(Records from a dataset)
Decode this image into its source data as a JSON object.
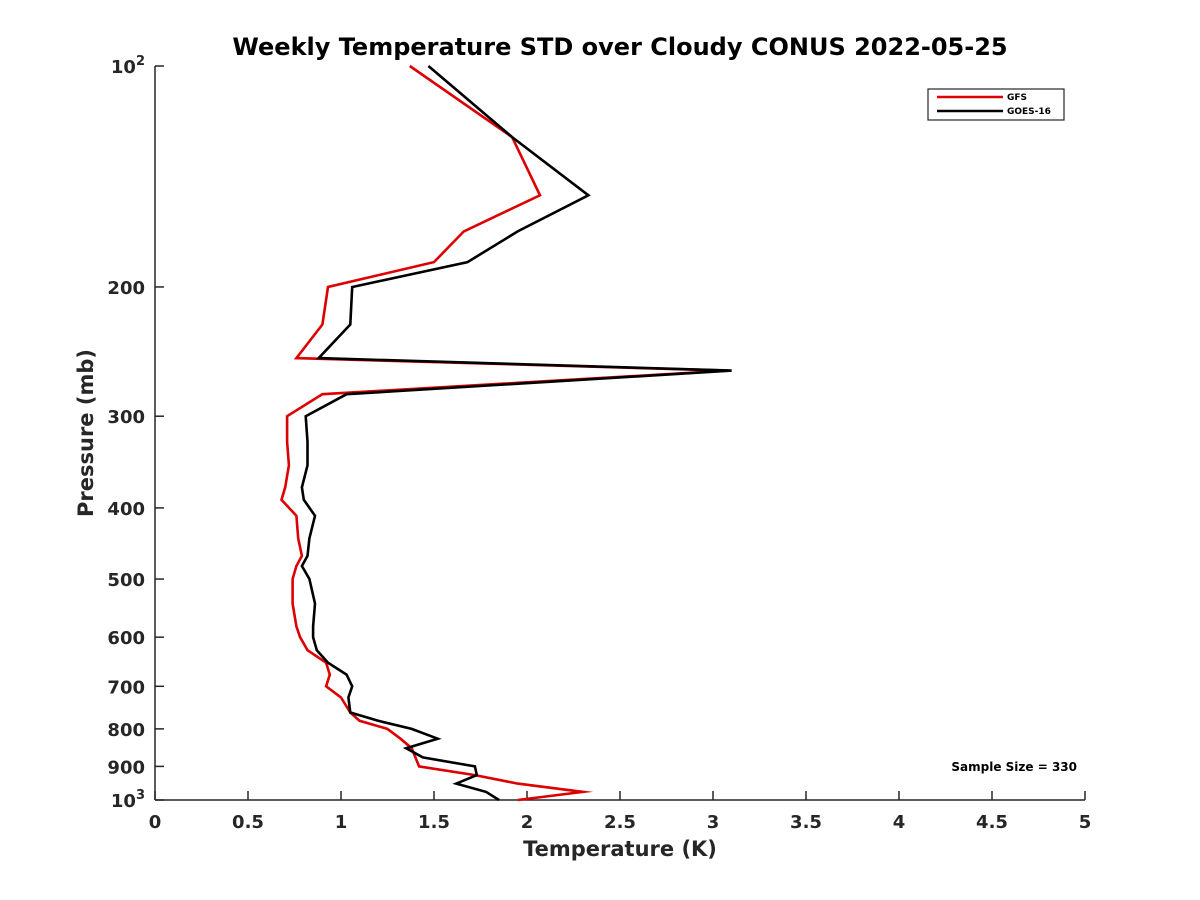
{
  "chart_data": {
    "type": "line",
    "title": "Weekly Temperature STD over Cloudy CONUS 2022-05-25",
    "xlabel": "Temperature (K)",
    "ylabel": "Pressure (mb)",
    "xlim": [
      0,
      5
    ],
    "ylim": [
      100,
      1000
    ],
    "y_scale": "log",
    "y_reversed": true,
    "grid": false,
    "legend_position": "top-right",
    "x_ticks": [
      0,
      0.5,
      1,
      1.5,
      2,
      2.5,
      3,
      3.5,
      4,
      4.5,
      5
    ],
    "x_tick_labels": [
      "0",
      "0.5",
      "1",
      "1.5",
      "2",
      "2.5",
      "3",
      "3.5",
      "4",
      "4.5",
      "5"
    ],
    "y_ticks": [
      {
        "value": 100,
        "base": "10",
        "exp": "2"
      },
      {
        "value": 200,
        "label": "200"
      },
      {
        "value": 300,
        "label": "300"
      },
      {
        "value": 400,
        "label": "400"
      },
      {
        "value": 500,
        "label": "500"
      },
      {
        "value": 600,
        "label": "600"
      },
      {
        "value": 700,
        "label": "700"
      },
      {
        "value": 800,
        "label": "800"
      },
      {
        "value": 900,
        "label": "900"
      },
      {
        "value": 1000,
        "base": "10",
        "exp": "3"
      }
    ],
    "annotation": "Sample Size = 330",
    "series": [
      {
        "name": "GFS",
        "color": "#dd0000",
        "points": [
          {
            "x": 1.37,
            "y": 100
          },
          {
            "x": 1.92,
            "y": 125
          },
          {
            "x": 2.07,
            "y": 150
          },
          {
            "x": 1.66,
            "y": 168
          },
          {
            "x": 1.5,
            "y": 185
          },
          {
            "x": 0.93,
            "y": 200
          },
          {
            "x": 0.9,
            "y": 225
          },
          {
            "x": 0.76,
            "y": 250
          },
          {
            "x": 3.08,
            "y": 260
          },
          {
            "x": 0.9,
            "y": 280
          },
          {
            "x": 0.71,
            "y": 300
          },
          {
            "x": 0.71,
            "y": 325
          },
          {
            "x": 0.72,
            "y": 350
          },
          {
            "x": 0.7,
            "y": 375
          },
          {
            "x": 0.68,
            "y": 390
          },
          {
            "x": 0.76,
            "y": 410
          },
          {
            "x": 0.77,
            "y": 440
          },
          {
            "x": 0.79,
            "y": 465
          },
          {
            "x": 0.76,
            "y": 480
          },
          {
            "x": 0.74,
            "y": 500
          },
          {
            "x": 0.74,
            "y": 540
          },
          {
            "x": 0.76,
            "y": 580
          },
          {
            "x": 0.78,
            "y": 600
          },
          {
            "x": 0.82,
            "y": 625
          },
          {
            "x": 0.92,
            "y": 650
          },
          {
            "x": 0.94,
            "y": 675
          },
          {
            "x": 0.92,
            "y": 700
          },
          {
            "x": 1.0,
            "y": 725
          },
          {
            "x": 1.05,
            "y": 760
          },
          {
            "x": 1.1,
            "y": 780
          },
          {
            "x": 1.25,
            "y": 800
          },
          {
            "x": 1.32,
            "y": 825
          },
          {
            "x": 1.38,
            "y": 850
          },
          {
            "x": 1.4,
            "y": 875
          },
          {
            "x": 1.42,
            "y": 900
          },
          {
            "x": 1.72,
            "y": 925
          },
          {
            "x": 1.95,
            "y": 950
          },
          {
            "x": 2.3,
            "y": 975
          },
          {
            "x": 1.95,
            "y": 1000
          }
        ]
      },
      {
        "name": "GOES-16",
        "color": "#000000",
        "points": [
          {
            "x": 1.47,
            "y": 100
          },
          {
            "x": 1.92,
            "y": 125
          },
          {
            "x": 2.33,
            "y": 150
          },
          {
            "x": 1.95,
            "y": 168
          },
          {
            "x": 1.68,
            "y": 185
          },
          {
            "x": 1.06,
            "y": 200
          },
          {
            "x": 1.05,
            "y": 225
          },
          {
            "x": 0.88,
            "y": 250
          },
          {
            "x": 3.1,
            "y": 260
          },
          {
            "x": 1.03,
            "y": 280
          },
          {
            "x": 0.81,
            "y": 300
          },
          {
            "x": 0.82,
            "y": 325
          },
          {
            "x": 0.82,
            "y": 350
          },
          {
            "x": 0.79,
            "y": 375
          },
          {
            "x": 0.8,
            "y": 390
          },
          {
            "x": 0.86,
            "y": 410
          },
          {
            "x": 0.83,
            "y": 440
          },
          {
            "x": 0.82,
            "y": 465
          },
          {
            "x": 0.79,
            "y": 480
          },
          {
            "x": 0.83,
            "y": 500
          },
          {
            "x": 0.86,
            "y": 540
          },
          {
            "x": 0.85,
            "y": 580
          },
          {
            "x": 0.85,
            "y": 600
          },
          {
            "x": 0.87,
            "y": 625
          },
          {
            "x": 0.93,
            "y": 650
          },
          {
            "x": 1.03,
            "y": 675
          },
          {
            "x": 1.06,
            "y": 700
          },
          {
            "x": 1.04,
            "y": 725
          },
          {
            "x": 1.05,
            "y": 760
          },
          {
            "x": 1.2,
            "y": 780
          },
          {
            "x": 1.38,
            "y": 800
          },
          {
            "x": 1.52,
            "y": 825
          },
          {
            "x": 1.35,
            "y": 850
          },
          {
            "x": 1.44,
            "y": 875
          },
          {
            "x": 1.72,
            "y": 900
          },
          {
            "x": 1.73,
            "y": 925
          },
          {
            "x": 1.62,
            "y": 950
          },
          {
            "x": 1.78,
            "y": 975
          },
          {
            "x": 1.85,
            "y": 1000
          }
        ]
      }
    ]
  }
}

_STATED PROBLEM:_ Without the pictures, transcribe the listing above exactly.

_SOLUTION FOR THIS EXERCISE:_
Decode this image into its source data as a JSON object.
{
  "chart_data": {
    "type": "line",
    "title": "Weekly Temperature STD over Cloudy CONUS 2022-05-25",
    "xlabel": "Temperature (K)",
    "ylabel": "Pressure (mb)",
    "xlim": [
      0,
      5
    ],
    "ylim": [
      100,
      1000
    ],
    "y_scale": "log",
    "y_reversed": true,
    "grid": false,
    "legend_position": "top-right",
    "x_ticks": [
      0,
      0.5,
      1,
      1.5,
      2,
      2.5,
      3,
      3.5,
      4,
      4.5,
      5
    ],
    "x_tick_labels": [
      "0",
      "0.5",
      "1",
      "1.5",
      "2",
      "2.5",
      "3",
      "3.5",
      "4",
      "4.5",
      "5"
    ],
    "y_ticks": [
      {
        "value": 100,
        "base": "10",
        "exp": "2"
      },
      {
        "value": 200,
        "label": "200"
      },
      {
        "value": 300,
        "label": "300"
      },
      {
        "value": 400,
        "label": "400"
      },
      {
        "value": 500,
        "label": "500"
      },
      {
        "value": 600,
        "label": "600"
      },
      {
        "value": 700,
        "label": "700"
      },
      {
        "value": 800,
        "label": "800"
      },
      {
        "value": 900,
        "label": "900"
      },
      {
        "value": 1000,
        "base": "10",
        "exp": "3"
      }
    ],
    "annotation": "Sample Size = 330",
    "series": [
      {
        "name": "GFS",
        "color": "#dd0000",
        "points": [
          {
            "x": 1.37,
            "y": 100
          },
          {
            "x": 1.92,
            "y": 125
          },
          {
            "x": 2.07,
            "y": 150
          },
          {
            "x": 1.66,
            "y": 168
          },
          {
            "x": 1.5,
            "y": 185
          },
          {
            "x": 0.93,
            "y": 200
          },
          {
            "x": 0.9,
            "y": 225
          },
          {
            "x": 0.76,
            "y": 250
          },
          {
            "x": 3.08,
            "y": 260
          },
          {
            "x": 0.9,
            "y": 280
          },
          {
            "x": 0.71,
            "y": 300
          },
          {
            "x": 0.71,
            "y": 325
          },
          {
            "x": 0.72,
            "y": 350
          },
          {
            "x": 0.7,
            "y": 375
          },
          {
            "x": 0.68,
            "y": 390
          },
          {
            "x": 0.76,
            "y": 410
          },
          {
            "x": 0.77,
            "y": 440
          },
          {
            "x": 0.79,
            "y": 465
          },
          {
            "x": 0.76,
            "y": 480
          },
          {
            "x": 0.74,
            "y": 500
          },
          {
            "x": 0.74,
            "y": 540
          },
          {
            "x": 0.76,
            "y": 580
          },
          {
            "x": 0.78,
            "y": 600
          },
          {
            "x": 0.82,
            "y": 625
          },
          {
            "x": 0.92,
            "y": 650
          },
          {
            "x": 0.94,
            "y": 675
          },
          {
            "x": 0.92,
            "y": 700
          },
          {
            "x": 1.0,
            "y": 725
          },
          {
            "x": 1.05,
            "y": 760
          },
          {
            "x": 1.1,
            "y": 780
          },
          {
            "x": 1.25,
            "y": 800
          },
          {
            "x": 1.32,
            "y": 825
          },
          {
            "x": 1.38,
            "y": 850
          },
          {
            "x": 1.4,
            "y": 875
          },
          {
            "x": 1.42,
            "y": 900
          },
          {
            "x": 1.72,
            "y": 925
          },
          {
            "x": 1.95,
            "y": 950
          },
          {
            "x": 2.3,
            "y": 975
          },
          {
            "x": 1.95,
            "y": 1000
          }
        ]
      },
      {
        "name": "GOES-16",
        "color": "#000000",
        "points": [
          {
            "x": 1.47,
            "y": 100
          },
          {
            "x": 1.92,
            "y": 125
          },
          {
            "x": 2.33,
            "y": 150
          },
          {
            "x": 1.95,
            "y": 168
          },
          {
            "x": 1.68,
            "y": 185
          },
          {
            "x": 1.06,
            "y": 200
          },
          {
            "x": 1.05,
            "y": 225
          },
          {
            "x": 0.88,
            "y": 250
          },
          {
            "x": 3.1,
            "y": 260
          },
          {
            "x": 1.03,
            "y": 280
          },
          {
            "x": 0.81,
            "y": 300
          },
          {
            "x": 0.82,
            "y": 325
          },
          {
            "x": 0.82,
            "y": 350
          },
          {
            "x": 0.79,
            "y": 375
          },
          {
            "x": 0.8,
            "y": 390
          },
          {
            "x": 0.86,
            "y": 410
          },
          {
            "x": 0.83,
            "y": 440
          },
          {
            "x": 0.82,
            "y": 465
          },
          {
            "x": 0.79,
            "y": 480
          },
          {
            "x": 0.83,
            "y": 500
          },
          {
            "x": 0.86,
            "y": 540
          },
          {
            "x": 0.85,
            "y": 580
          },
          {
            "x": 0.85,
            "y": 600
          },
          {
            "x": 0.87,
            "y": 625
          },
          {
            "x": 0.93,
            "y": 650
          },
          {
            "x": 1.03,
            "y": 675
          },
          {
            "x": 1.06,
            "y": 700
          },
          {
            "x": 1.04,
            "y": 725
          },
          {
            "x": 1.05,
            "y": 760
          },
          {
            "x": 1.2,
            "y": 780
          },
          {
            "x": 1.38,
            "y": 800
          },
          {
            "x": 1.52,
            "y": 825
          },
          {
            "x": 1.35,
            "y": 850
          },
          {
            "x": 1.44,
            "y": 875
          },
          {
            "x": 1.72,
            "y": 900
          },
          {
            "x": 1.73,
            "y": 925
          },
          {
            "x": 1.62,
            "y": 950
          },
          {
            "x": 1.78,
            "y": 975
          },
          {
            "x": 1.85,
            "y": 1000
          }
        ]
      }
    ]
  }
}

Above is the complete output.